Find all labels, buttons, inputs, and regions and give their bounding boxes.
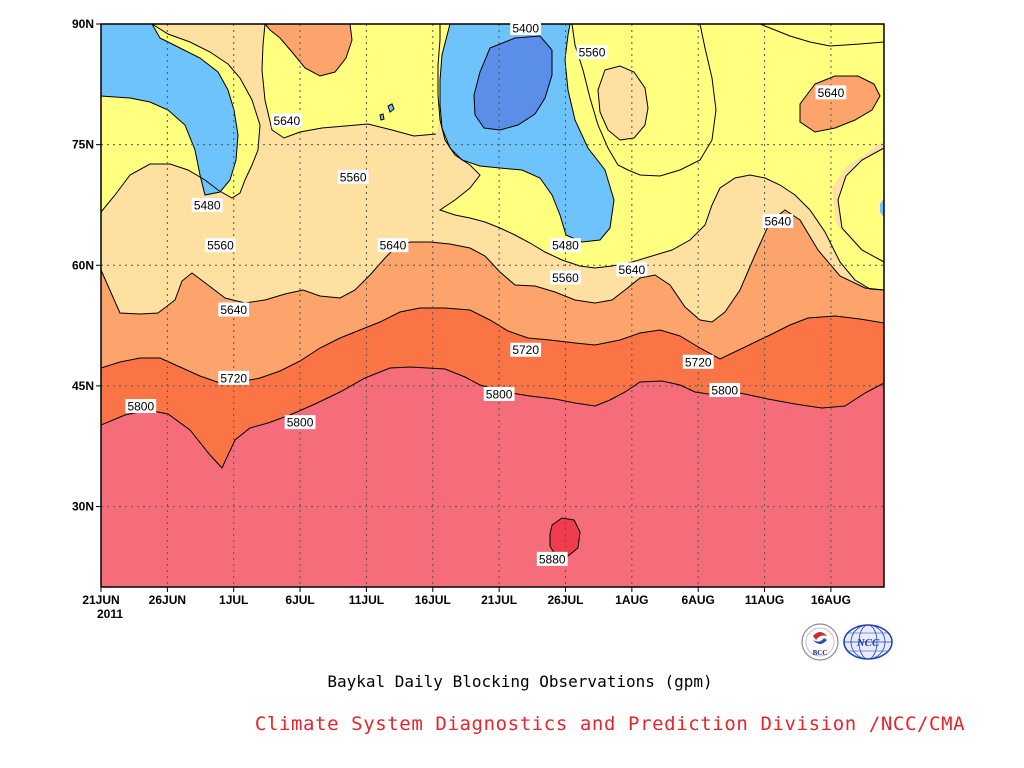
contour-line-5640-top	[264, 24, 353, 77]
x-axis: 21JUN 26JUN 1JUL 6JUL 11JUL 16JUL 21JUL 26JUL 1A…	[82, 587, 851, 621]
contour-label-box	[576, 45, 608, 60]
bcc-logo: BCC	[801, 623, 839, 661]
contour-label: 5640	[220, 303, 247, 317]
contour-label: 5560	[552, 271, 579, 285]
y-tick-label: 60N	[72, 258, 94, 272]
x-tick-label: 11AUG	[745, 593, 784, 607]
fill-yellow-right	[838, 148, 884, 262]
contour-label-box	[709, 382, 741, 397]
contour-line-5880	[549, 517, 581, 557]
source-credit: Climate System Diagnostics and Predictio…	[254, 713, 966, 735]
contour-label-box	[218, 370, 250, 385]
contour-label-box	[205, 238, 236, 253]
y-tick-label: 90N	[72, 17, 94, 31]
bcc-logo-text: BCC	[813, 649, 828, 657]
contour-line-5560-d	[571, 24, 717, 177]
contour-label-box	[337, 169, 369, 184]
contour-label: 5800	[711, 383, 738, 397]
contour-line-5560	[101, 24, 261, 213]
contour-label-box	[377, 238, 409, 253]
x-tick-label: 26JUL	[547, 593, 583, 607]
contour-label: 5480	[552, 239, 579, 253]
ncc-logo: NCC	[843, 624, 893, 660]
x-tick-label: 16AUG	[811, 593, 851, 607]
x-year-label: 2011	[97, 607, 123, 621]
fill-pale-island	[598, 66, 648, 140]
contour-line-5480-left	[101, 24, 239, 196]
x-tick-label: 21JUN	[82, 593, 119, 607]
contour-label: 5720	[512, 343, 539, 357]
contour-label: 5720	[685, 355, 712, 369]
fill-pale-middle	[101, 24, 884, 322]
contour-label-box	[550, 270, 581, 285]
contour-label-box	[536, 551, 568, 566]
contour-label: 5560	[207, 239, 234, 253]
contour-label: 5640	[273, 114, 300, 128]
contour-label: 5480	[194, 198, 221, 212]
fill-red-blob	[550, 518, 580, 556]
contour-label-box	[762, 214, 794, 229]
contour-label: 5640	[764, 215, 791, 229]
contour-line-5640-right	[799, 75, 881, 133]
x-tick-label: 11JUL	[349, 593, 384, 607]
contour-label: 5720	[220, 371, 247, 385]
x-tick-label: 26JUN	[149, 593, 186, 607]
contour-label-box	[815, 85, 847, 100]
contour-label-box	[510, 342, 542, 357]
contour-line-5560-b	[437, 24, 884, 291]
contour-label-box	[510, 21, 542, 36]
chart-title: Baykal Daily Blocking Observations (gpm)	[327, 672, 713, 691]
x-tick-label: 1AUG	[615, 593, 648, 607]
grid-lines	[101, 24, 884, 587]
contour-label: 5640	[618, 263, 645, 277]
contour-line-5560-f	[759, 24, 884, 47]
y-tick-label: 30N	[72, 500, 94, 514]
contour-line-blue-dot-1	[387, 103, 395, 113]
contour-label-box	[125, 399, 157, 414]
contour-line-5560-e	[837, 147, 884, 263]
contour-label-box	[191, 197, 223, 212]
contour-line-5480-center	[439, 24, 615, 243]
x-tick-label: 6AUG	[682, 593, 715, 607]
contour-label: 5800	[486, 387, 513, 401]
x-tick-label: 6JUL	[285, 593, 314, 607]
contour-label: 5640	[380, 239, 407, 253]
contour-labels: 5400 5560 5640 5640 5560 5480 5640 5560 5640 5480…	[125, 21, 847, 566]
contour-label-box	[284, 415, 316, 430]
x-tick-label: 1JUL	[219, 593, 248, 607]
ncc-logo-text: NCC	[856, 637, 880, 649]
contour-label: 5640	[818, 86, 845, 100]
contour-label-box	[218, 302, 250, 317]
x-tick-label: 16JUL	[415, 593, 451, 607]
plot-frame	[100, 23, 885, 588]
fill-orange-top	[265, 24, 352, 76]
fill-blue-nub	[880, 198, 884, 218]
logos: BCC NCC	[800, 622, 896, 662]
contour-label: 5800	[127, 400, 154, 414]
contour-line-5400	[473, 35, 553, 131]
contour-line-blue-dot-2	[379, 113, 385, 121]
contour-label: 5400	[512, 22, 539, 36]
contour-label: 5800	[287, 416, 314, 430]
contour-label: 5560	[579, 46, 606, 60]
contour-line-5640	[101, 209, 884, 323]
contour-label-box	[483, 386, 515, 401]
contour-label-box	[682, 354, 714, 369]
contour-label-box	[271, 113, 303, 128]
y-tick-label: 75N	[72, 138, 94, 152]
fill-blue-deep	[474, 36, 552, 130]
x-tick-label: 21JUL	[481, 593, 517, 607]
contour-label-box	[616, 262, 648, 277]
y-axis: 30N 45N 60N 75N 90N	[72, 17, 101, 514]
fill-blue-left	[101, 24, 238, 195]
contour-label: 5560	[340, 170, 367, 184]
contour-label-box	[550, 238, 581, 253]
contour-line-5560-g	[597, 65, 649, 141]
contour-label: 5880	[539, 552, 566, 566]
y-tick-label: 45N	[72, 379, 94, 393]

Set task: Copy out the listing above, swapping each "x-tick-label" for "date-label" and keeping everything else as it is. Don't include the pictures.

In response:
Find all labels, buttons, inputs, and regions and give their bounding boxes.
contour-line-5640-top	[264, 24, 353, 77]
x-axis: 21JUN 26JUN 1JUL 6JUL 11JUL 16JUL 21JUL 26JUL 1A…	[82, 587, 851, 621]
contour-label-box	[576, 45, 608, 60]
bcc-logo: BCC	[801, 623, 839, 661]
contour-label: 5640	[220, 303, 247, 317]
contour-label: 5560	[552, 271, 579, 285]
y-tick-label: 60N	[72, 258, 94, 272]
date-label: 11AUG	[745, 593, 784, 607]
fill-yellow-right	[838, 148, 884, 262]
contour-label-box	[709, 382, 741, 397]
contour-line-5880	[549, 517, 581, 557]
source-credit: Climate System Diagnostics and Predictio…	[254, 713, 966, 735]
contour-label-box	[218, 370, 250, 385]
contour-label-box	[205, 238, 236, 253]
y-tick-label: 90N	[72, 17, 94, 31]
bcc-logo-text: BCC	[813, 649, 828, 657]
contour-line-5560-d	[571, 24, 717, 177]
contour-label-box	[337, 169, 369, 184]
contour-label: 5800	[711, 383, 738, 397]
contour-line-5560	[101, 24, 261, 213]
contour-label-box	[377, 238, 409, 253]
date-label: 26JUL	[547, 593, 583, 607]
contour-label: 5480	[552, 239, 579, 253]
ncc-logo: NCC	[843, 624, 893, 660]
date-label: 16AUG	[811, 593, 851, 607]
x-year-label: 2011	[97, 607, 123, 621]
fill-pale-island	[598, 66, 648, 140]
contour-line-5480-left	[101, 24, 239, 196]
date-label: 21JUN	[82, 593, 119, 607]
contour-label: 5720	[512, 343, 539, 357]
contour-label: 5720	[685, 355, 712, 369]
fill-pale-middle	[101, 24, 884, 322]
contour-label-box	[550, 270, 581, 285]
contour-label-box	[536, 551, 568, 566]
contour-label: 5560	[207, 239, 234, 253]
contour-label: 5640	[273, 114, 300, 128]
contour-label: 5480	[194, 198, 221, 212]
fill-red-blob	[550, 518, 580, 556]
contour-label-box	[762, 214, 794, 229]
contour-label: 5640	[764, 215, 791, 229]
contour-line-5640-right	[799, 75, 881, 133]
date-label: 11JUL	[349, 593, 384, 607]
contour-label: 5720	[220, 371, 247, 385]
date-label: 26JUN	[149, 593, 186, 607]
contour-label-box	[815, 85, 847, 100]
contour-label-box	[510, 342, 542, 357]
contour-line-5560-b	[437, 24, 884, 291]
contour-label-box	[510, 21, 542, 36]
chart-title: Baykal Daily Blocking Observations (gpm)	[327, 672, 713, 691]
date-label: 1AUG	[615, 593, 648, 607]
grid-lines	[101, 24, 884, 587]
contour-label: 5640	[618, 263, 645, 277]
contour-line-5560-f	[759, 24, 884, 47]
y-tick-label: 30N	[72, 500, 94, 514]
contour-line-blue-dot-1	[387, 103, 395, 113]
contour-label-box	[125, 399, 157, 414]
contour-line-5560-e	[837, 147, 884, 263]
contour-label-box	[191, 197, 223, 212]
contour-line-5480-center	[439, 24, 615, 243]
date-label: 6AUG	[682, 593, 715, 607]
contour-label: 5800	[486, 387, 513, 401]
date-label: 6JUL	[285, 593, 314, 607]
contour-label: 5640	[380, 239, 407, 253]
contour-labels: 5400 5560 5640 5640 5560 5480 5640 5560 5640 5480…	[125, 21, 847, 566]
contour-label-box	[284, 415, 316, 430]
date-label: 1JUL	[219, 593, 248, 607]
ncc-logo-text: NCC	[856, 637, 880, 649]
contour-label: 5640	[818, 86, 845, 100]
contour-label-box	[218, 302, 250, 317]
date-label: 16JUL	[415, 593, 451, 607]
plot-frame	[100, 23, 885, 588]
fill-orange-top	[265, 24, 352, 76]
fill-blue-nub	[880, 198, 884, 218]
logos: BCC NCC	[800, 622, 896, 662]
contour-label: 5800	[127, 400, 154, 414]
contour-line-5400	[473, 35, 553, 131]
contour-line-blue-dot-2	[379, 113, 385, 121]
contour-label: 5400	[512, 22, 539, 36]
contour-label: 5800	[287, 416, 314, 430]
contour-label: 5560	[579, 46, 606, 60]
contour-line-5640	[101, 209, 884, 323]
contour-label-box	[483, 386, 515, 401]
contour-label-box	[682, 354, 714, 369]
contour-label-box	[271, 113, 303, 128]
y-tick-label: 75N	[72, 138, 94, 152]
fill-blue-deep	[474, 36, 552, 130]
date-label: 21JUL	[481, 593, 517, 607]
contour-label-box	[616, 262, 648, 277]
y-axis: 30N 45N 60N 75N 90N	[72, 17, 101, 514]
fill-blue-left	[101, 24, 238, 195]
contour-label: 5560	[340, 170, 367, 184]
contour-label-box	[550, 238, 581, 253]
contour-line-5560-g	[597, 65, 649, 141]
contour-label: 5880	[539, 552, 566, 566]
y-tick-label: 45N	[72, 379, 94, 393]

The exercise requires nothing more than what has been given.